* TASK DESCRIPTION *
Could you repeat the records below exactly, leaving out any pictures?

◇ ◇ ◇ ◇

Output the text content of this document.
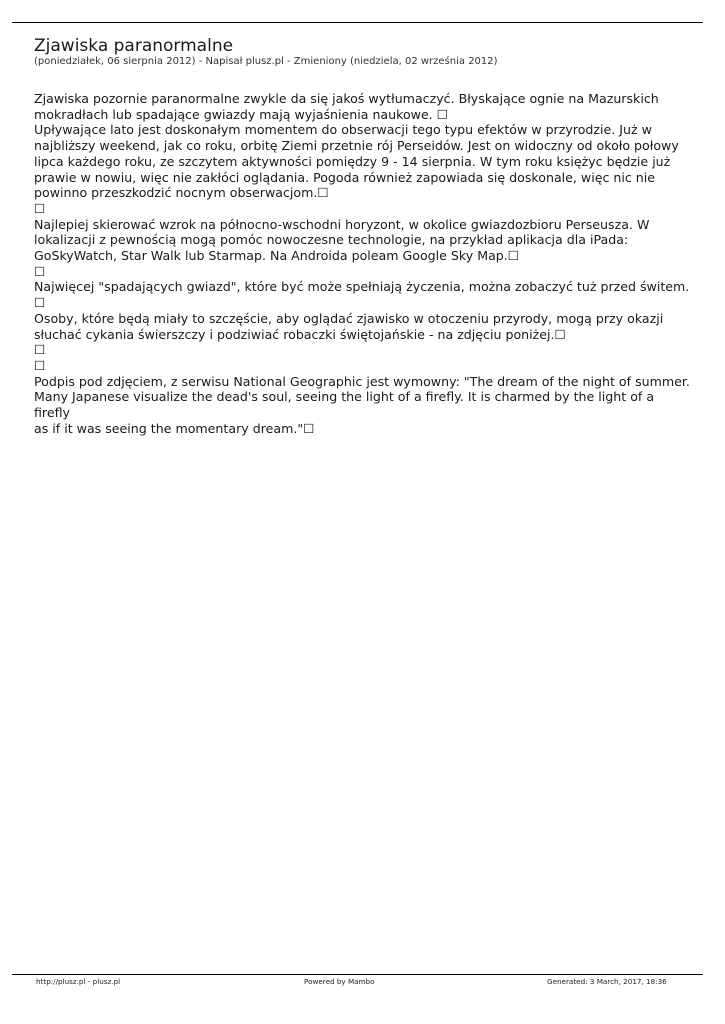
Zjawiska paranormalne

(poniedziałek, 06 sierpnia 2012) - Napisał plusz.pl - Zmieniony (niedziela, 02 września 2012)

Zjawiska pozornie paranormalne zwykle da się jakoś wytłumaczyć. Błyskające ognie na Mazurskich
mokradłach lub spadające gwiazdy mają wyjaśnienia naukowe. ☐
Upływające lato jest doskonałym momentem do obserwacji tego typu efektów w przyrodzie. Już w
najbliższy weekend, jak co roku, orbitę Ziemi przetnie rój Perseidów. Jest on widoczny od około połowy
lipca każdego roku, ze szczytem aktywności pomiędzy 9 - 14 sierpnia. W tym roku księżyc będzie już
prawie w nowiu, więc nie zakłóci oglądania. Pogoda również zapowiada się doskonale, więc nic nie
powinno przeszkodzić nocnym obserwacjom.☐
☐
Najlepiej skierować wzrok na północno-wschodni horyzont, w okolice gwiazdozbioru Perseusza. W
lokalizacji z pewnością mogą pomóc nowoczesne technologie, na przykład aplikacja dla iPada:
GoSkyWatch, Star Walk lub Starmap. Na Androida poleam Google Sky Map.☐
☐
Najwięcej "spadających gwiazd", które być może spełniają życzenia, można zobaczyć tuż przed świtem. ☐
Osoby, które będą miały to szczęście, aby oglądać zjawisko w otoczeniu przyrody, mogą przy okazji
słuchać cykania świerszczy i podziwiać robaczki świętojańskie - na zdjęciu poniżej.☐
☐
☐
Podpis pod zdjęciem, z serwisu National Geographic jest wymowny: "The dream of the night of summer.
Many Japanese visualize the dead's soul, seeing the light of a firefly. It is charmed by the light of a firefly
as if it was seeing the momentary dream."☐
http://plusz.pl - plusz.pl	Powered by Mambo	Generated: 3 March, 2017, 18:36
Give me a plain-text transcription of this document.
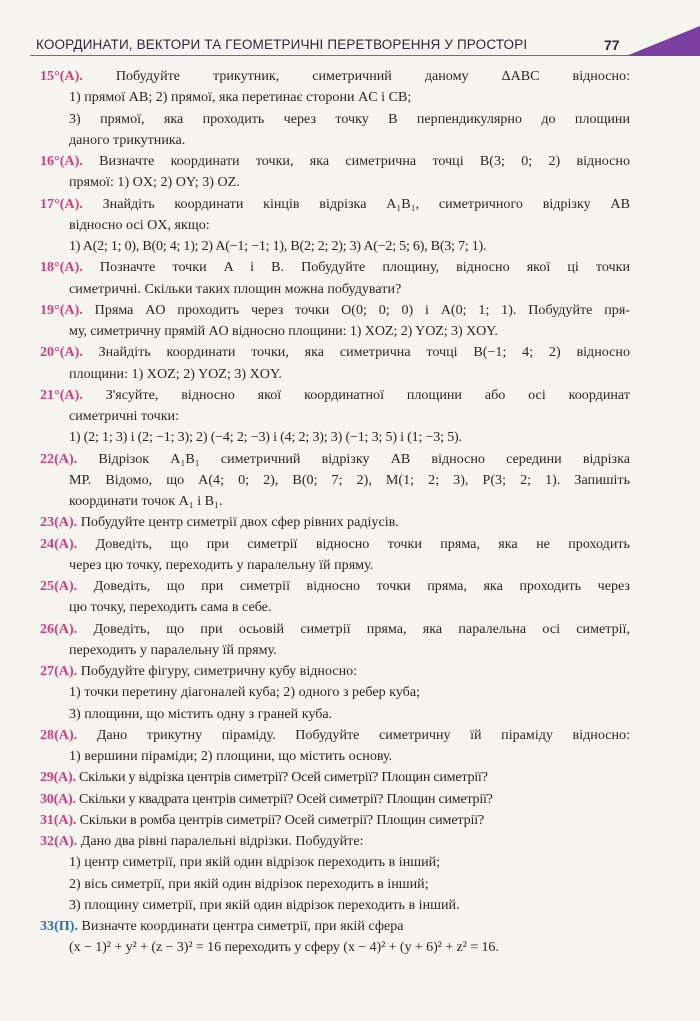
КООРДИНАТИ, ВЕКТОРИ ТА ГЕОМЕТРИЧНІ ПЕРЕТВОРЕННЯ У ПРОСТОРІ	77

15°(А). Побудуйте трикутник, симетричний даному ΔABC відносно:
1) прямої AB; 2) прямої, яка перетинає сторони AC і CB;
3) прямої, яка проходить через точку B перпендикулярно до площини
даного трикутника.

16°(А). Визначте координати точки, яка симетрична точці B(3; 0; 2) відносно
прямої: 1) OX; 2) OY; 3) OZ.

17°(А). Знайдіть координати кінців відрізка A₁B₁, симетричного відрізку AB
відносно осі OX, якщо:
1) A(2; 1; 0), B(0; 4; 1); 2) A(−1; −1; 1), B(2; 2; 2); 3) A(−2; 5; 6), B(3; 7; 1).

18°(А). Позначте точки A і B. Побудуйте площину, відносно якої ці точки
симетричні. Скільки таких площин можна побудувати?

19°(А). Пряма AO проходить через точки O(0; 0; 0) і A(0; 1; 1). Побудуйте пря-
му, симетричну прямій AO відносно площини: 1) XOZ; 2) YOZ; 3) XOY.

20°(А). Знайдіть координати точки, яка симетрична точці B(−1; 4; 2) відносно
площини: 1) XOZ; 2) YOZ; 3) XOY.

21°(А). З'ясуйте, відносно якої координатної площини або осі координат
симетричні точки:
1) (2; 1; 3) і (2; −1; 3); 2) (−4; 2; −3) і (4; 2; 3); 3) (−1; 3; 5) і (1; −3; 5).

22(А). Відрізок A₁B₁ симетричний відрізку AB відносно середини відрізка
MP. Відомо, що A(4; 0; 2), B(0; 7; 2), M(1; 2; 3), P(3; 2; 1). Запишіть
координати точок A₁ і B₁.

23(А). Побудуйте центр симетрії двох сфер рівних радіусів.

24(А). Доведіть, що при симетрії відносно точки пряма, яка не проходить
через цю точку, переходить у паралельну їй пряму.

25(А). Доведіть, що при симетрії відносно точки пряма, яка проходить через
цю точку, переходить сама в себе.

26(А). Доведіть, що при осьовій симетрії пряма, яка паралельна осі симетрії,
переходить у паралельну їй пряму.

27(А). Побудуйте фігуру, симетричну кубу відносно:
1) точки перетину діагоналей куба; 2) одного з ребер куба;
3) площини, що містить одну з граней куба.

28(А). Дано трикутну піраміду. Побудуйте симетричну їй піраміду відносно:
1) вершини піраміди; 2) площини, що містить основу.

29(А). Скільки у відрізка центрів симетрії? Осей симетрії? Площин симетрії?

30(А). Скільки у квадрата центрів симетрії? Осей симетрії? Площин симетрії?

31(А). Скільки в ромба центрів симетрії? Осей симетрії? Площин симетрії?

32(А). Дано два рівні паралельні відрізки. Побудуйте:
1) центр симетрії, при якій один відрізок переходить в інший;
2) вісь симетрії, при якій один відрізок переходить в інший;
3) площину симетрії, при якій один відрізок переходить в інший.

33(П). Визначте координати центра симетрії, при якій сфера
(x − 1)² + y² + (z − 3)² = 16 переходить у сферу (x − 4)² + (y + 6)² + z² = 16.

◇ ◇ ◇ ◇

* EXPECTED ANSWER *
Output the text content of this document.
Zjawiska paranormalne

(poniedziałek, 06 sierpnia 2012) - Napisał plusz.pl - Zmieniony (niedziela, 02 września 2012)

Zjawiska pozornie paranormalne zwykle da się jakoś wytłumaczyć. Błyskające ognie na Mazurskich
mokradłach lub spadające gwiazdy mają wyjaśnienia naukowe. ☐
Upływające lato jest doskonałym momentem do obserwacji tego typu efektów w przyrodzie. Już w
najbliższy weekend, jak co roku, orbitę Ziemi przetnie rój Perseidów. Jest on widoczny od około połowy
lipca każdego roku, ze szczytem aktywności pomiędzy 9 - 14 sierpnia. W tym roku księżyc będzie już
prawie w nowiu, więc nie zakłóci oglądania. Pogoda również zapowiada się doskonale, więc nic nie
powinno przeszkodzić nocnym obserwacjom.☐
☐
Najlepiej skierować wzrok na północno-wschodni horyzont, w okolice gwiazdozbioru Perseusza. W
lokalizacji z pewnością mogą pomóc nowoczesne technologie, na przykład aplikacja dla iPada:
GoSkyWatch, Star Walk lub Starmap. Na Androida poleam Google Sky Map.☐
☐
Najwięcej "spadających gwiazd", które być może spełniają życzenia, można zobaczyć tuż przed świtem. ☐
Osoby, które będą miały to szczęście, aby oglądać zjawisko w otoczeniu przyrody, mogą przy okazji
słuchać cykania świerszczy i podziwiać robaczki świętojańskie - na zdjęciu poniżej.☐
☐
☐
Podpis pod zdjęciem, z serwisu National Geographic jest wymowny: "The dream of the night of summer.
Many Japanese visualize the dead's soul, seeing the light of a firefly. It is charmed by the light of a firefly
as if it was seeing the momentary dream."☐
http://plusz.pl - plusz.pl	Powered by Mambo	Generated: 3 March, 2017, 18:36
Give me a plain-text transcription of this document.
КООРДИНАТИ, ВЕКТОРИ ТА ГЕОМЕТРИЧНІ ПЕРЕТВОРЕННЯ У ПРОСТОРІ	77

15°(А). Побудуйте трикутник, симетричний даному ΔABC відносно:
1) прямої AB; 2) прямої, яка перетинає сторони AC і CB;
3) прямої, яка проходить через точку B перпендикулярно до площини
даного трикутника.

16°(А). Визначте координати точки, яка симетрична точці B(3; 0; 2) відносно
прямої: 1) OX; 2) OY; 3) OZ.

17°(А). Знайдіть координати кінців відрізка A₁B₁, симетричного відрізку AB
відносно осі OX, якщо:
1) A(2; 1; 0), B(0; 4; 1); 2) A(−1; −1; 1), B(2; 2; 2); 3) A(−2; 5; 6), B(3; 7; 1).

18°(А). Позначте точки A і B. Побудуйте площину, відносно якої ці точки
симетричні. Скільки таких площин можна побудувати?

19°(А). Пряма AO проходить через точки O(0; 0; 0) і A(0; 1; 1). Побудуйте пря-
му, симетричну прямій AO відносно площини: 1) XOZ; 2) YOZ; 3) XOY.

20°(А). Знайдіть координати точки, яка симетрична точці B(−1; 4; 2) відносно
площини: 1) XOZ; 2) YOZ; 3) XOY.

21°(А). З'ясуйте, відносно якої координатної площини або осі координат
симетричні точки:
1) (2; 1; 3) і (2; −1; 3); 2) (−4; 2; −3) і (4; 2; 3); 3) (−1; 3; 5) і (1; −3; 5).

22(А). Відрізок A₁B₁ симетричний відрізку AB відносно середини відрізка
MP. Відомо, що A(4; 0; 2), B(0; 7; 2), M(1; 2; 3), P(3; 2; 1). Запишіть
координати точок A₁ і B₁.

23(А). Побудуйте центр симетрії двох сфер рівних радіусів.

24(А). Доведіть, що при симетрії відносно точки пряма, яка не проходить
через цю точку, переходить у паралельну їй пряму.

25(А). Доведіть, що при симетрії відносно точки пряма, яка проходить через
цю точку, переходить сама в себе.

26(А). Доведіть, що при осьовій симетрії пряма, яка паралельна осі симетрії,
переходить у паралельну їй пряму.

27(А). Побудуйте фігуру, симетричну кубу відносно:
1) точки перетину діагоналей куба; 2) одного з ребер куба;
3) площини, що містить одну з граней куба.

28(А). Дано трикутну піраміду. Побудуйте симетричну їй піраміду відносно:
1) вершини піраміди; 2) площини, що містить основу.

29(А). Скільки у відрізка центрів симетрії? Осей симетрії? Площин симетрії?

30(А). Скільки у квадрата центрів симетрії? Осей симетрії? Площин симетрії?

31(А). Скільки в ромба центрів симетрії? Осей симетрії? Площин симетрії?

32(А). Дано два рівні паралельні відрізки. Побудуйте:
1) центр симетрії, при якій один відрізок переходить в інший;
2) вісь симетрії, при якій один відрізок переходить в інший;
3) площину симетрії, при якій один відрізок переходить в інший.

33(П). Визначте координати центра симетрії, при якій сфера
(x − 1)² + y² + (z − 3)² = 16 переходить у сферу (x − 4)² + (y + 6)² + z² = 16.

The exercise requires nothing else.